■ **What needs to be done**
Collect all lines from the records below that include the word "annual".

Items from a data source
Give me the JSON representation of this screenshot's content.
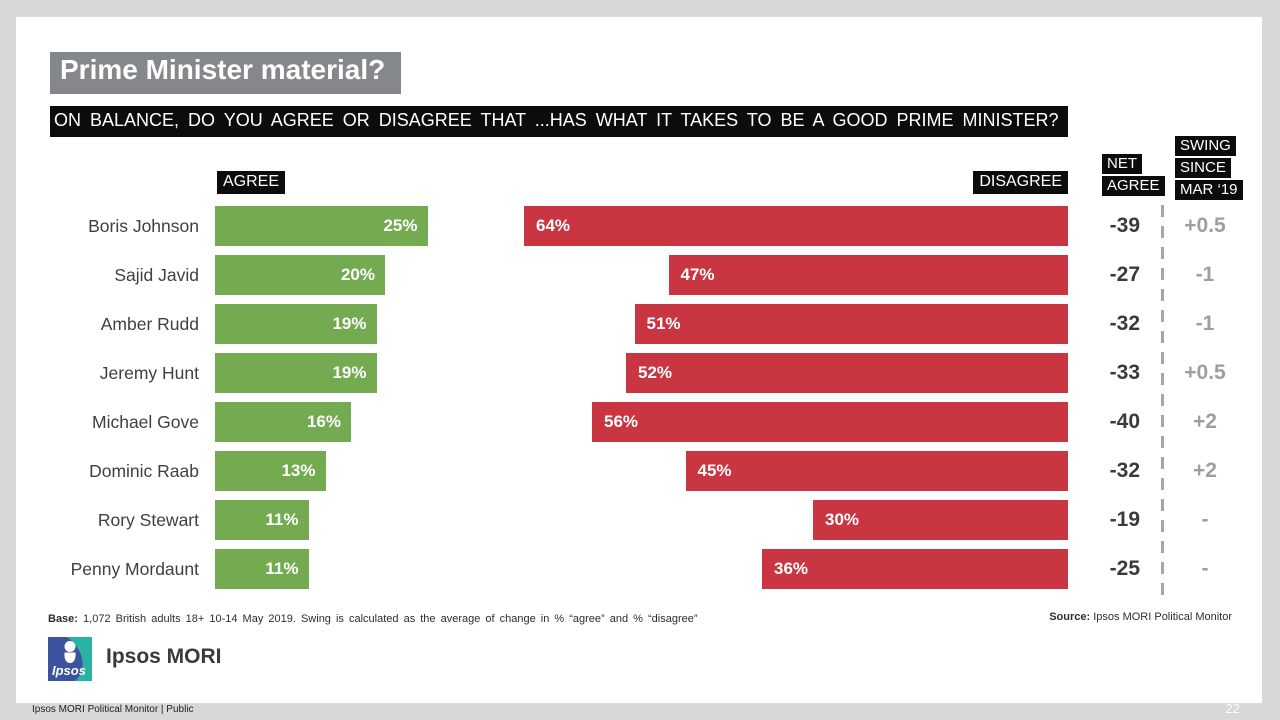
{
  "chart_data": {
    "type": "bar",
    "variant": "diverging-horizontal",
    "title": "Prime Minister material?",
    "question": "ON BALANCE, DO YOU AGREE OR DISAGREE THAT ...HAS WHAT IT TAKES TO BE A GOOD PRIME MINISTER?",
    "categories": [
      "Boris Johnson",
      "Sajid Javid",
      "Amber Rudd",
      "Jeremy Hunt",
      "Michael Gove",
      "Dominic Raab",
      "Rory Stewart",
      "Penny Mordaunt"
    ],
    "series": [
      {
        "name": "Agree",
        "color": "#74ab50",
        "values": [
          25,
          20,
          19,
          19,
          16,
          13,
          11,
          11
        ]
      },
      {
        "name": "Disagree",
        "color": "#c93540",
        "values": [
          64,
          47,
          51,
          52,
          56,
          45,
          30,
          36
        ]
      }
    ],
    "value_unit": "%",
    "column_labels": {
      "agree": "AGREE",
      "disagree": "DISAGREE"
    },
    "net_agree": {
      "header": [
        "NET",
        "AGREE"
      ],
      "values": [
        "-39",
        "-27",
        "-32",
        "-33",
        "-40",
        "-32",
        "-19",
        "-25"
      ]
    },
    "swing": {
      "header": [
        "SWING",
        "SINCE",
        "MAR ‘19"
      ],
      "values": [
        "+0.5",
        "-1",
        "-1",
        "+0.5",
        "+2",
        "+2",
        "-",
        "-"
      ]
    }
  },
  "footer": {
    "base_label": "Base:",
    "base_text": "1,072 British adults 18+ 10-14 May 2019. Swing is calculated as the average of change in % “agree” and % “disagree”",
    "source_label": "Source:",
    "source_text": "Ipsos MORI Political Monitor"
  },
  "brand": {
    "logo_text": "Ipsos",
    "name": "Ipsos MORI",
    "logo_blue": "#3e53a0",
    "logo_teal": "#28b3a3"
  },
  "statusbar": {
    "left_text": "Ipsos MORI Political Monitor | Public",
    "page_number": "22"
  },
  "colors": {
    "title_bg": "#84888b",
    "label_bg": "#0c0c0c",
    "agree_green": "#74ab50",
    "disagree_red": "#c93540",
    "net_text": "#3a3a3a",
    "swing_text": "#9e9e9e"
  }
}
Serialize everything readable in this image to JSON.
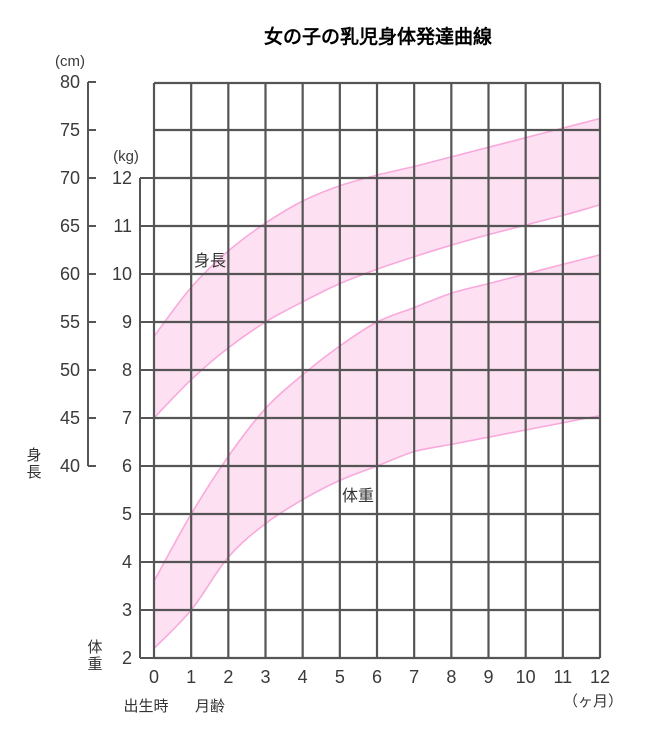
{
  "chart_data": {
    "type": "area",
    "title": "女の子の乳児身体発達曲線",
    "x": [
      0,
      1,
      2,
      3,
      4,
      5,
      6,
      7,
      8,
      9,
      10,
      11,
      12
    ],
    "x_tick_labels": [
      "0",
      "1",
      "2",
      "3",
      "4",
      "5",
      "6",
      "7",
      "8",
      "9",
      "10",
      "11",
      "12"
    ],
    "x_unit": "（ヶ月）",
    "x_sublabels": [
      "出生時",
      "月齢"
    ],
    "xlim": [
      0,
      12
    ],
    "height_axis": {
      "unit": "(cm)",
      "label": "身長",
      "ticks": [
        80,
        75,
        70,
        65,
        60,
        55,
        50,
        45,
        40
      ],
      "ylim": [
        40,
        80
      ]
    },
    "weight_axis": {
      "unit": "(kg)",
      "label": "体重",
      "ticks": [
        12,
        11,
        10,
        9,
        8,
        7,
        6,
        5,
        4,
        3,
        2
      ],
      "ylim": [
        2,
        12
      ]
    },
    "grid": true,
    "series": [
      {
        "name": "身長",
        "axis": "height",
        "upper": [
          53.5,
          58.6,
          62.4,
          65.3,
          67.6,
          69.2,
          70.3,
          71.2,
          72.2,
          73.2,
          74.2,
          75.2,
          76.2
        ],
        "lower": [
          45.0,
          49.0,
          52.3,
          55.0,
          57.1,
          59.0,
          60.5,
          61.8,
          63.0,
          64.1,
          65.1,
          66.1,
          67.2
        ]
      },
      {
        "name": "体重",
        "axis": "weight",
        "upper": [
          3.6,
          5.0,
          6.2,
          7.2,
          7.9,
          8.5,
          9.0,
          9.3,
          9.6,
          9.8,
          10.0,
          10.2,
          10.4
        ],
        "lower": [
          2.2,
          3.0,
          4.1,
          4.8,
          5.3,
          5.7,
          6.0,
          6.3,
          6.45,
          6.6,
          6.75,
          6.9,
          7.05
        ]
      }
    ],
    "colors": {
      "band_fill": "#fde0f1",
      "band_line": "#f9a9dc",
      "grid": "#555555",
      "title": "#f59ad3",
      "text": "#3a3a3a"
    }
  }
}
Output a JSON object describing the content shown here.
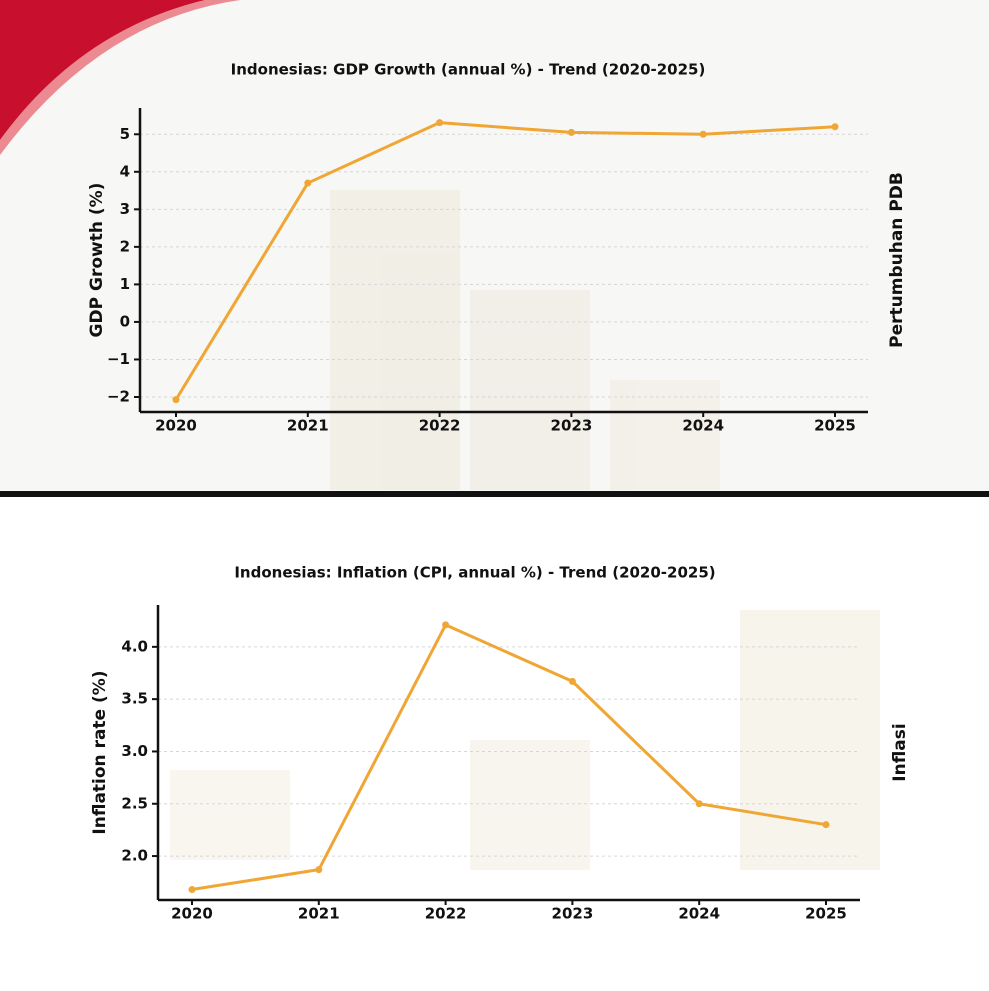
{
  "chart_data": [
    {
      "type": "line",
      "title": "Indonesias: GDP Growth (annual %) - Trend (2020-2025)",
      "y_label": "GDP Growth (%)",
      "side_label": "Pertumbuhan PDB",
      "categories": [
        "2020",
        "2021",
        "2022",
        "2023",
        "2024",
        "2025"
      ],
      "series": [
        {
          "color": "#f0a634",
          "values": [
            -2.07,
            3.7,
            5.31,
            5.05,
            5.0,
            5.2
          ]
        }
      ],
      "ylim": [
        -2.4,
        5.7
      ],
      "yticks": [
        {
          "value": -2,
          "label": "−2"
        },
        {
          "value": -1,
          "label": "−1"
        },
        0,
        1,
        2,
        3,
        4,
        5
      ],
      "grid": true
    },
    {
      "type": "line",
      "title": "Indonesias: Inflation (CPI, annual %) - Trend (2020-2025)",
      "y_label": "Inflation rate (%)",
      "side_label": "Inflasi",
      "categories": [
        "2020",
        "2021",
        "2022",
        "2023",
        "2024",
        "2025"
      ],
      "series": [
        {
          "color": "#f0a634",
          "values": [
            1.68,
            1.87,
            4.21,
            3.67,
            2.5,
            2.3
          ]
        }
      ],
      "ylim": [
        1.58,
        4.4
      ],
      "yticks": [
        {
          "value": 2,
          "label": "2.0"
        },
        {
          "value": 2.5,
          "label": "2.5"
        },
        {
          "value": 3,
          "label": "3.0"
        },
        {
          "value": 3.5,
          "label": "3.5"
        },
        {
          "value": 4,
          "label": "4.0"
        }
      ],
      "grid": true
    }
  ]
}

■ **Completed task**
      "title": "Indonesias: GDP Growth (annual %) - Trend (2020-2025)",
      "title": "Indonesias: Inflation (CPI, annual %) - Trend (2020-2025)",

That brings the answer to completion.